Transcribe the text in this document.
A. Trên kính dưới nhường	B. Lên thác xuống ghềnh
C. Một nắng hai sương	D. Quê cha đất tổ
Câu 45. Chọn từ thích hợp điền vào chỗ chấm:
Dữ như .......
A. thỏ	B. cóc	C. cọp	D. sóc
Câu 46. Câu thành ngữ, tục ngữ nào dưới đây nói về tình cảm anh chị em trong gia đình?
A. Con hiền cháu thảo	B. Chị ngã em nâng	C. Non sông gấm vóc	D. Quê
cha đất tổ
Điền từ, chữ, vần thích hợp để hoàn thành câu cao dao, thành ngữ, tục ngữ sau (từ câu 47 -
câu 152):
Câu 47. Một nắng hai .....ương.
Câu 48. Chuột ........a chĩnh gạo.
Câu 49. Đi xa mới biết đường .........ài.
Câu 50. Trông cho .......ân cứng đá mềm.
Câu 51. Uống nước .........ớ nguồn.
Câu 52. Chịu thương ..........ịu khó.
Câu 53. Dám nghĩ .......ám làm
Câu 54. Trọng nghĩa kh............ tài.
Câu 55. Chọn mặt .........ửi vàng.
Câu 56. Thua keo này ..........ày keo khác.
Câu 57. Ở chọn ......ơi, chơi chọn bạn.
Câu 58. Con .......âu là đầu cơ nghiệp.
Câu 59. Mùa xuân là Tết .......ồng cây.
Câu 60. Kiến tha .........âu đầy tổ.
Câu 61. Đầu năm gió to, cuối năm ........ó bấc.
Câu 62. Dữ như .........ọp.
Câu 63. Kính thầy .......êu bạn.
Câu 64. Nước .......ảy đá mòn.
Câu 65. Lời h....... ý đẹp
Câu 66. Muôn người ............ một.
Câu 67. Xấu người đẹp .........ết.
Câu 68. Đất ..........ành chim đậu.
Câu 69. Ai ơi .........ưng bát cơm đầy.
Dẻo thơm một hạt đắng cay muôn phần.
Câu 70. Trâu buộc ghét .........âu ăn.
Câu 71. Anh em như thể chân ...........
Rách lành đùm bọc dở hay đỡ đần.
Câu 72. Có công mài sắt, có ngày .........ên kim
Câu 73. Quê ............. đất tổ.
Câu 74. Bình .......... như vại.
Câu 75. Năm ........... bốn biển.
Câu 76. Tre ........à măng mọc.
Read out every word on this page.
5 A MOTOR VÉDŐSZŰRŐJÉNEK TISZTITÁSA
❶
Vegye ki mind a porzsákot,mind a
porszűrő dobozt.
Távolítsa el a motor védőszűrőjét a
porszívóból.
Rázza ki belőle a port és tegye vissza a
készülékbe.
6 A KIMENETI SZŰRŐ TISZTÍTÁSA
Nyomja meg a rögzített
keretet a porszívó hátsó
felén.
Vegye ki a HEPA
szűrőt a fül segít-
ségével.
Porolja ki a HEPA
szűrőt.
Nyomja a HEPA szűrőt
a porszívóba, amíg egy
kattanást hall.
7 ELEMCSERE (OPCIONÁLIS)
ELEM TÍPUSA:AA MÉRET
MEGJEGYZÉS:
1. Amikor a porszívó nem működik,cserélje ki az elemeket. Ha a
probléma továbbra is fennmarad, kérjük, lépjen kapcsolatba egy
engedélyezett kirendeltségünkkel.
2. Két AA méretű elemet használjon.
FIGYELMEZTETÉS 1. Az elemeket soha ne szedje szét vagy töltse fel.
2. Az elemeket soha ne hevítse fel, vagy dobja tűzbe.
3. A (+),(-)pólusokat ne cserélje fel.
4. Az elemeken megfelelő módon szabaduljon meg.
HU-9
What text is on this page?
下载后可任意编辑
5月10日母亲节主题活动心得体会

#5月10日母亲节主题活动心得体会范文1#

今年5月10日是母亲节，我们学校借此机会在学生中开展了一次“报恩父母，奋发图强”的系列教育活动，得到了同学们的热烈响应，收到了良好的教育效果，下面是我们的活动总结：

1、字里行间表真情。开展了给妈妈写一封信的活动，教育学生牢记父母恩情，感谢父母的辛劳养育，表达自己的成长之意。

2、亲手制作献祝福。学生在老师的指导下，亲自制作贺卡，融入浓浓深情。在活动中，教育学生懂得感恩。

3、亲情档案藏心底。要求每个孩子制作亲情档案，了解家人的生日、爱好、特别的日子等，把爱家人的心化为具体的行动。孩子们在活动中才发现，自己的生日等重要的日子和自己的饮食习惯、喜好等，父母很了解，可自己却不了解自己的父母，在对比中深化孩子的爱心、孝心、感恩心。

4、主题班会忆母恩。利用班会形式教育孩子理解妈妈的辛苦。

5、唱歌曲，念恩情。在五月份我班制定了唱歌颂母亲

-=-=-

** What the task asks **
Pick out the lines above that hold the string "Vegye" and show them.

** Task output **
Vegye ki mind a porzsákot,mind a
Vegye ki a HEPA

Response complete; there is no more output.